Report how many lines include the word "right", and nothing besides that number.

***

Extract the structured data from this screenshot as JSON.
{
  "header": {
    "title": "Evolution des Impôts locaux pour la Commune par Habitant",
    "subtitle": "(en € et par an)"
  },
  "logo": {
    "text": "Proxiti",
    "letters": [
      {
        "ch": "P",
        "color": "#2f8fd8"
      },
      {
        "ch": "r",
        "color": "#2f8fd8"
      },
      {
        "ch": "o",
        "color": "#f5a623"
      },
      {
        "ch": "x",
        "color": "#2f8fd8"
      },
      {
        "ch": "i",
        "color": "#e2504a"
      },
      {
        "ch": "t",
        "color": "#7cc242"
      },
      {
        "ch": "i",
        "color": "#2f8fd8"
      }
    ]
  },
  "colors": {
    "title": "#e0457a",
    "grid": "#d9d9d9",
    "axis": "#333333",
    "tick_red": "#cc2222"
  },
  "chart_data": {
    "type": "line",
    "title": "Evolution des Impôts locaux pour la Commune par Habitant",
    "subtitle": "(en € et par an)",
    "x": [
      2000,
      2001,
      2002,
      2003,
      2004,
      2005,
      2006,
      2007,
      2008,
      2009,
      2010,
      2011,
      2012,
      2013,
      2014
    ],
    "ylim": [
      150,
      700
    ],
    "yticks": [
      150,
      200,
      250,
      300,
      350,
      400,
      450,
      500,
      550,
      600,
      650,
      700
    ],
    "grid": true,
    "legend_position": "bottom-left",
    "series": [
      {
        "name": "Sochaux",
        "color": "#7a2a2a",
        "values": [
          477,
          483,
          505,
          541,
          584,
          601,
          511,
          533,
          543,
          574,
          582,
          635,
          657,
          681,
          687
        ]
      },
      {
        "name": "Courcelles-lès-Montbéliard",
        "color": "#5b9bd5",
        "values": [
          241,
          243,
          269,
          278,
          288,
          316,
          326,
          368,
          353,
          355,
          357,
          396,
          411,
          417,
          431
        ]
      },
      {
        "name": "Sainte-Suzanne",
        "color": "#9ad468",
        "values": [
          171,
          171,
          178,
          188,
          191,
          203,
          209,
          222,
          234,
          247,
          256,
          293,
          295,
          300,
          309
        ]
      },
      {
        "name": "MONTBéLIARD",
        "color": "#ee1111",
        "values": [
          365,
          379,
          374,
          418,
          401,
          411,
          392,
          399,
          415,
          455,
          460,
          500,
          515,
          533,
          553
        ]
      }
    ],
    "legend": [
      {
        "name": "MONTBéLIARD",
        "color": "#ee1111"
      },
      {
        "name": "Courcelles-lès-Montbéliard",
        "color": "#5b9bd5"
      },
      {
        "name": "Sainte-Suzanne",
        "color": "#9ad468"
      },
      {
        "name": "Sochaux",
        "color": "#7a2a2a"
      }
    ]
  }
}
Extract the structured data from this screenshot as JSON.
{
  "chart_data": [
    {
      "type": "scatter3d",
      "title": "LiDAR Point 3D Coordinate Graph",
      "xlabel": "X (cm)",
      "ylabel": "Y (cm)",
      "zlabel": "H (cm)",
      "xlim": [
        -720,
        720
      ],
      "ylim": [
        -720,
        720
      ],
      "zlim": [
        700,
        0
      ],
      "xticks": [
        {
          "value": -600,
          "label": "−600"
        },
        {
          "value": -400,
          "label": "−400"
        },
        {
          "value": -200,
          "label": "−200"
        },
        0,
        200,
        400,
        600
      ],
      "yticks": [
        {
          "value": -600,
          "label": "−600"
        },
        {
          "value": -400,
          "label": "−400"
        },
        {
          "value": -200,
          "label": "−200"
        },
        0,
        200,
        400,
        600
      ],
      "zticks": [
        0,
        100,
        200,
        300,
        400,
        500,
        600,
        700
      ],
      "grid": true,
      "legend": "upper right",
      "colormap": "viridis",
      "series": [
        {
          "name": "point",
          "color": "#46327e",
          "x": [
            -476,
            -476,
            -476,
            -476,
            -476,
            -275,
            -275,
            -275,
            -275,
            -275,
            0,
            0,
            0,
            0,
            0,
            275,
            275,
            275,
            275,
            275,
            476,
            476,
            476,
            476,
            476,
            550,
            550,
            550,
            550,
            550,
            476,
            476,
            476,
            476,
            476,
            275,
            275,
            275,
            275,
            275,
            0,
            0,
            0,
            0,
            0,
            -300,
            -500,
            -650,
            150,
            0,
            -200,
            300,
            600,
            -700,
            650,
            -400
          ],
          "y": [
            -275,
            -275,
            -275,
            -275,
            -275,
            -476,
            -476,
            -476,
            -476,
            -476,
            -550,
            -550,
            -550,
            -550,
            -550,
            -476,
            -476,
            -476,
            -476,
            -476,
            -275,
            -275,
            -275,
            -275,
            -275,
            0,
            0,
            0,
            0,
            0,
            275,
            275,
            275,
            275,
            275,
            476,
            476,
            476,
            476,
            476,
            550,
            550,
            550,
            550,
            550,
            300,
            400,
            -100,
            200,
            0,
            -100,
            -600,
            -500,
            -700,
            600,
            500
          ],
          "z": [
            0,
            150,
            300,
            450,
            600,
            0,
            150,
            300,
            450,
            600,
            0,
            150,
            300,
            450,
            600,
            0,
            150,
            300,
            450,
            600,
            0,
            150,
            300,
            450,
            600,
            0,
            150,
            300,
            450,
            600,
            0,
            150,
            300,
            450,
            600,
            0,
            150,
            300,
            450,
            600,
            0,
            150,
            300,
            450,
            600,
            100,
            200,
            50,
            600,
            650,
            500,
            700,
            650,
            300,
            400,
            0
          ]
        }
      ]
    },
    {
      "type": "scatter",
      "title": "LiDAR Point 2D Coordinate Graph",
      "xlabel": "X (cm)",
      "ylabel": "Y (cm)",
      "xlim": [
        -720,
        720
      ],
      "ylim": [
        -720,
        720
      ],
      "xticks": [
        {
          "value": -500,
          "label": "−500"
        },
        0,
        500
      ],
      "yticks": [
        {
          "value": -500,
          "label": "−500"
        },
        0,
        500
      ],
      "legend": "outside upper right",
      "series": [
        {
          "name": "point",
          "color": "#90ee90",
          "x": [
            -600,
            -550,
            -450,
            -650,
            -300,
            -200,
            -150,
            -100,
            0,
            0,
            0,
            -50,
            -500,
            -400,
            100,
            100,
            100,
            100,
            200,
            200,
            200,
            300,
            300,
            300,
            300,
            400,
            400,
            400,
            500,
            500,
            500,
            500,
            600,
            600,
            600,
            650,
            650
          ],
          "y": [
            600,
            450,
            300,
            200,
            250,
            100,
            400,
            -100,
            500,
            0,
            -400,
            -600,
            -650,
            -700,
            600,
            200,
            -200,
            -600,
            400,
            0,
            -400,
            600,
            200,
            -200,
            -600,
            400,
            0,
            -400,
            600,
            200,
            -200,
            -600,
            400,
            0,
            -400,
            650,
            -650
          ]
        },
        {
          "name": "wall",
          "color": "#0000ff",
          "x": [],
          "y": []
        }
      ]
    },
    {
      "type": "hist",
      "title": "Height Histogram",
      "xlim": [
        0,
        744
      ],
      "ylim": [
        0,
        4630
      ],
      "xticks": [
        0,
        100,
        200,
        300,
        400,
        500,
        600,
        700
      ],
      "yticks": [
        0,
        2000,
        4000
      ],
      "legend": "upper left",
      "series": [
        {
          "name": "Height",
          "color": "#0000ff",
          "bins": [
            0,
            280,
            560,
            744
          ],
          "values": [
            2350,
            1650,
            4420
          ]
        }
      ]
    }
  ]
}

***

Answer for this exercise
2